Facebook was an early adopter of Hadoop and Hive for our data needs. As our data volume grew and the pace of our product cycle increased, we needed to analyze data faster — so we created Presto. Presto is our distributed SQL engine for running interactive analytic queries against data sources of all sizes, ranging from gigabytes to petabytes. Presto approaches the speed of commercial data warehouses while scaling to the size of our organization.
When we launched Presto, we saw dramatic query performance improvement across multiple internal Hadoop clusters. In fact, lots of Facebook employees now use Presto daily, running many thousands of queries. We open-sourced Presto in 2013 and have invested heavily to build up the community.
How Airbnb, Dropbox, Netflix, and NASDAQ use Presto
After making Presto available to others, we’ve seen a lot of growth, adoption, and support for it. Data-intensive companies like Airbnb, Dropbox, and Netflix use Presto as their interactive querying engine. On average, Netflix runs around 3,500 queries per day on its Presto clusters. NASDAQ and Netflix recently discussed their Presto usage on Amazon EMR at re:Invent Talk.
MicroStrategy recently announced that it is supporting Presto in its MicroStrategy 10 release, and Teradata has joined the community to contribute to Presto as well.
Demonstrating the benefits of the collaborative open source community, Airbnb built a tool — Airpal — on top of the Presto engine to give more of its employees access to data they need. When running ad hoc queries and iterating on the steps of an analysis, Airbnb found Presto to be much snappier and more responsive than traditional map-reduce jobs. Airbnb shared in a blog post, however, that the biggest benefit it saw by incorporating Presto into its infrastructure stack was that the company didn’t have to add additional complexity to allow “interactive” querying. By querying against one central Hive warehouse, Airbnb can maintain a “single source of truth” with no large-scale copies to a separate storage/query layer.
Presto is supported on cloud-based platforms such as Amazon Elastic MapReduce (Amazon EMR), Qubole, and Treasure Data, which help organizations that lack significant in-house technical resources to set up and run Presto quickly. Many customers are already in production.

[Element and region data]
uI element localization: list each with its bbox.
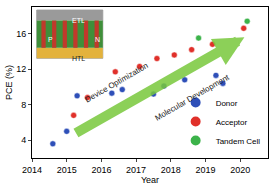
- svg-text:Donor: Donor: [216, 99, 238, 108]
- svg-text:Tandem Cell: Tandem Cell: [216, 137, 261, 146]
- svg-text:Device Optimization: Device Optimization: [84, 61, 150, 104]
- svg-text:Acceptor: Acceptor: [216, 118, 248, 127]
- svg-text:2016: 2016: [91, 165, 111, 175]
- svg-text:ETL: ETL: [72, 17, 85, 24]
- svg-text:N: N: [95, 36, 100, 43]
- svg-text:PCE (%): PCE (%): [4, 65, 14, 100]
- svg-text:HTL: HTL: [72, 55, 85, 62]
- svg-text:2018: 2018: [161, 165, 181, 175]
- svg-text:12: 12: [16, 64, 26, 74]
- svg-text:P: P: [48, 36, 53, 43]
- svg-text:2015: 2015: [57, 165, 77, 175]
- svg-text:8: 8: [21, 100, 26, 110]
- svg-text:4: 4: [21, 135, 26, 145]
- svg-text:2014: 2014: [22, 165, 42, 175]
- svg-text:Year: Year: [141, 175, 159, 185]
- svg-text:2017: 2017: [126, 165, 146, 175]
- svg-text:16: 16: [16, 29, 26, 39]
- svg-text:Molecular Development: Molecular Development: [153, 72, 231, 122]
- svg-text:2020: 2020: [230, 165, 250, 175]
- svg-text:2019: 2019: [196, 165, 216, 175]
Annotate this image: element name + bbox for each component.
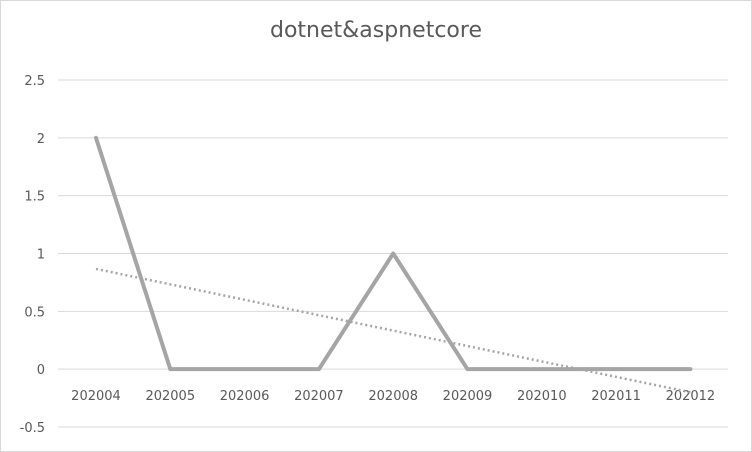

* _PROBLEM 1_: In the Presto article, about how many queries does Netflix run per day on its Presto clusters?
* _PROBLEM 2_: Extend the Presto article by writing on from its last sentence.
You won't need the entries for any of this.

* _FINAL ANSWER 1_: Around 3,500 queries per day.

* _FINAL ANSWER 2_:
Expansion beyond Silicon Valley
Presto is no longer our little secret in Silicon Valley. Following its rapid adoption among tech companies, Presto is being deployed by leading companies outside the Valley, as well. Companies outside the United States are using Presto — one example being Gree, a Japanese social media game-development company. According to a recent blog post, Gree found that Presto’s performance was outstanding compared with Hive’s, and that its Java stack and architecture allowed Gree’s engineers to customize it for better integration with the company’s own data center infrastructure and its on-premise Hadoop cluster. Another example is Kanmu, a Japanese startup in the financial services industry that provides card-based offers and uses Amazon EMR with Presto. Also, Chinese e-commerce company JD.com has adopted Presto, as well, and is using it for internal reporting and real-time big data processing for its customers. The company has collaborated with us to translate the Presto website into Chinese so that it’s accessible to a large number of users and developers.
The road ahead
We’re so pleased to see a wide range of companies interested in Presto — companies of varying sizes, maturity, industry, and geography that are energized by the Presto community. In March, there were 65 Presto contributors on GitHub; today, there are 94. We hope this vibrant, open, community-based project will continue to flourish, and that together we can take Presto to the next level.
There’s more coming up for Presto at Facebook — check out these recent MeetUp slides from a Boston event in October. For more on Presto, check out further reading below:
- Presto website
- MicroStrategy press release
- Blog post on open-sourcing Presto (2013)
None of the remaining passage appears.